> Exercise directions
Return all lines that include the string "marker".

[Data entries]
+++
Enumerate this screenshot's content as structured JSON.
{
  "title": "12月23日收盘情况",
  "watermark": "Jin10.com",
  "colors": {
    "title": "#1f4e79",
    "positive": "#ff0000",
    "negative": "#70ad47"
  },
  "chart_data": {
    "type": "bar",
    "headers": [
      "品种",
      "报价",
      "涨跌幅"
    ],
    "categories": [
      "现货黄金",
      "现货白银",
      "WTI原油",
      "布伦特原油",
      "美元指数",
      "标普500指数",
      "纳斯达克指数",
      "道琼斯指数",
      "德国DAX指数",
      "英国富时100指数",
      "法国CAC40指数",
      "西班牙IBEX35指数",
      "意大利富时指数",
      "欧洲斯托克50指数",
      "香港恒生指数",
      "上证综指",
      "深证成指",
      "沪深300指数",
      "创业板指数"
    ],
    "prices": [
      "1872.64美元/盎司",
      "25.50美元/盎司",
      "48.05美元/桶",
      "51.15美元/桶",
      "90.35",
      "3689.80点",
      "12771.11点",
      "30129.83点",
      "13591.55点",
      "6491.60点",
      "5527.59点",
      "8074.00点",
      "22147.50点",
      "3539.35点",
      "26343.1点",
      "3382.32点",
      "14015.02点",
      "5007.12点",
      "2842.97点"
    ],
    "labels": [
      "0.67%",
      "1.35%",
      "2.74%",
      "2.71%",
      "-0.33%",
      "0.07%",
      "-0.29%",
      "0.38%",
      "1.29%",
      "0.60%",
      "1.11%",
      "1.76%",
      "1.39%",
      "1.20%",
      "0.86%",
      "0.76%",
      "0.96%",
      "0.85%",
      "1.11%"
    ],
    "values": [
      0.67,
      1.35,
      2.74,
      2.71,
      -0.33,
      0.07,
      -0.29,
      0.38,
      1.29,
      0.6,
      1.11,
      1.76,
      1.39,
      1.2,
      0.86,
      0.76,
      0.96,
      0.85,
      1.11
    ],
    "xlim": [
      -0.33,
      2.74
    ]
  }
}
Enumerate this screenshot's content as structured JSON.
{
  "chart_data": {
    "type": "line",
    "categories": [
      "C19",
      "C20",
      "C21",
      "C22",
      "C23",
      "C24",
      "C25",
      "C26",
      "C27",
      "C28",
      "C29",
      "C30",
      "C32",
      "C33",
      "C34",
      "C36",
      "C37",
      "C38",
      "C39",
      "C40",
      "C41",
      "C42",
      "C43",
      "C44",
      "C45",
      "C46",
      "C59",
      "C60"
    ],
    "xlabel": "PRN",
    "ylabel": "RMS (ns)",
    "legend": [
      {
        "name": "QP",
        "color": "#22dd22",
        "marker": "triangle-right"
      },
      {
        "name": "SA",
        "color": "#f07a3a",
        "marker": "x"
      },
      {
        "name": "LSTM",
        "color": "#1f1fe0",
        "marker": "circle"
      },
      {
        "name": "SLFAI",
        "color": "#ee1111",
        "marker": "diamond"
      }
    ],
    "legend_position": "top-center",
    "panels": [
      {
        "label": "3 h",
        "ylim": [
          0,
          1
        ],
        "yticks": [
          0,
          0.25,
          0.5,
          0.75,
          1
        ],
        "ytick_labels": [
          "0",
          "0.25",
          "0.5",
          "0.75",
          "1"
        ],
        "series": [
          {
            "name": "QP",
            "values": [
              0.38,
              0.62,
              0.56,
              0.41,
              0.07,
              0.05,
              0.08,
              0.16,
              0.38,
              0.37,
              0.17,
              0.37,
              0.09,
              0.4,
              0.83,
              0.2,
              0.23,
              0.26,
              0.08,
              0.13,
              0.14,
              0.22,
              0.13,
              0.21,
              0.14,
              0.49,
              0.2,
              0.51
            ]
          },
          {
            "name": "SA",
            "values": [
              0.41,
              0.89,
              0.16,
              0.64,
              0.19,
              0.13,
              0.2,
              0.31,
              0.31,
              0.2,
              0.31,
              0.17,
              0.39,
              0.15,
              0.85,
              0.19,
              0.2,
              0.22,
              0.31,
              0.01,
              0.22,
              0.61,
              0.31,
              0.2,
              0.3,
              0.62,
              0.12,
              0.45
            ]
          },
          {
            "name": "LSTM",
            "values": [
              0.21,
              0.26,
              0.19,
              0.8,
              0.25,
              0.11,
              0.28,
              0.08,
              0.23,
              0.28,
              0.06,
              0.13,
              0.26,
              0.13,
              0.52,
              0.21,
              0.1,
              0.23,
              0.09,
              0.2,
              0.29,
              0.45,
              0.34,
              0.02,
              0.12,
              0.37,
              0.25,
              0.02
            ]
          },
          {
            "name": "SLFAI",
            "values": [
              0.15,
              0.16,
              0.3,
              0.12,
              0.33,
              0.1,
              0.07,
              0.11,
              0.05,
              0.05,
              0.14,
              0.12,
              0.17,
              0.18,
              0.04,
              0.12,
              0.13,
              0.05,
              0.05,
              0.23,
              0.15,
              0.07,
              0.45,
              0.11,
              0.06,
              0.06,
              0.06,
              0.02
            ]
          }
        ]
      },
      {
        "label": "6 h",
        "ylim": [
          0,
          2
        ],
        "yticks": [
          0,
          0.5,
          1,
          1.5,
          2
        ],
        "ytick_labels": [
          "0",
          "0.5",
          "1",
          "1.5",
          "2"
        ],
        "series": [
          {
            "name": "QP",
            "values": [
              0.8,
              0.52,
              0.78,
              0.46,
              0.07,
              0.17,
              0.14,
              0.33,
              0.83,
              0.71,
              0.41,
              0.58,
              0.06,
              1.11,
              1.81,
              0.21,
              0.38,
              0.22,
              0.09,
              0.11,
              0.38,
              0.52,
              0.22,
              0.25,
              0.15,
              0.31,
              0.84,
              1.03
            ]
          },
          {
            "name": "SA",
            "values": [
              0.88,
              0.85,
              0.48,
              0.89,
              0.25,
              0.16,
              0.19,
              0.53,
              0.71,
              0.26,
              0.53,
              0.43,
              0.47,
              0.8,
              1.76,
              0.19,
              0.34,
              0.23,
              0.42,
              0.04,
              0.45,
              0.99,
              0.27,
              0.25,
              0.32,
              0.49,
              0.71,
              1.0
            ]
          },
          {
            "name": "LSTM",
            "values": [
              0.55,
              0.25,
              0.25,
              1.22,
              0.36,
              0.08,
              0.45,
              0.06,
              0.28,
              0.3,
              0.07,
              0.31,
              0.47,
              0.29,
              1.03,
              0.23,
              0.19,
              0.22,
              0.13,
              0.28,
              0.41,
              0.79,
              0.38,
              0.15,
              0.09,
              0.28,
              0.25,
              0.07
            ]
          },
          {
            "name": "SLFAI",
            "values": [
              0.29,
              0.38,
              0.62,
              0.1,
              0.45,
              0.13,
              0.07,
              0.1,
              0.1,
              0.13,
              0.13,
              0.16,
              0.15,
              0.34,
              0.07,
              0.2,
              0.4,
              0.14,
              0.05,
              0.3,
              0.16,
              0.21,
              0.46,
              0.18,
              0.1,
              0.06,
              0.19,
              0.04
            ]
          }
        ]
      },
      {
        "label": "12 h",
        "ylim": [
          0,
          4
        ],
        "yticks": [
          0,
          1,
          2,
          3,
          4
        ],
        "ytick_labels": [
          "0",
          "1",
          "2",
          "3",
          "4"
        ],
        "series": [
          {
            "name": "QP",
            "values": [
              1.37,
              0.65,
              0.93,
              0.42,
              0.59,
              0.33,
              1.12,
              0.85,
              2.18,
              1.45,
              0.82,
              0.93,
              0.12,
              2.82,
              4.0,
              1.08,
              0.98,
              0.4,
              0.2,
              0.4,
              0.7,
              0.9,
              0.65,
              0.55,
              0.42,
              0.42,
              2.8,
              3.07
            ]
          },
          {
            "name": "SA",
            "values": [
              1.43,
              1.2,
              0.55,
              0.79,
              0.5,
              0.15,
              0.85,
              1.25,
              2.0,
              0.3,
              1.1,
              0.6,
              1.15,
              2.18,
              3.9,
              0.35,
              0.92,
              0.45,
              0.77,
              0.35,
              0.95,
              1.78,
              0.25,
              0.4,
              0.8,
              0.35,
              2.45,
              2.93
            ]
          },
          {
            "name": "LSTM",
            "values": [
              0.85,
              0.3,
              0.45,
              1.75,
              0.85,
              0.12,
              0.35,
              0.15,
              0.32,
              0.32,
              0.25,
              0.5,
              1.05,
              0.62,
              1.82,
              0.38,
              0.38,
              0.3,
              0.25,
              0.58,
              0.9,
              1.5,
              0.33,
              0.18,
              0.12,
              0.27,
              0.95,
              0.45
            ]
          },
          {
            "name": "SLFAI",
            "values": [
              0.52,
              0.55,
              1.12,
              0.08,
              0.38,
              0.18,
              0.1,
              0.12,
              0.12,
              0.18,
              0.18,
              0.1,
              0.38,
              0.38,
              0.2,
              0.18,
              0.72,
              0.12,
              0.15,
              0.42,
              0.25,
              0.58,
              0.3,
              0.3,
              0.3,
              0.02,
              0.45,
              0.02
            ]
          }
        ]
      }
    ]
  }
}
+++
> Response to the exercise
        "marker": "triangle-right"
        "marker": "x"
        "marker": "circle"
        "marker": "diamond"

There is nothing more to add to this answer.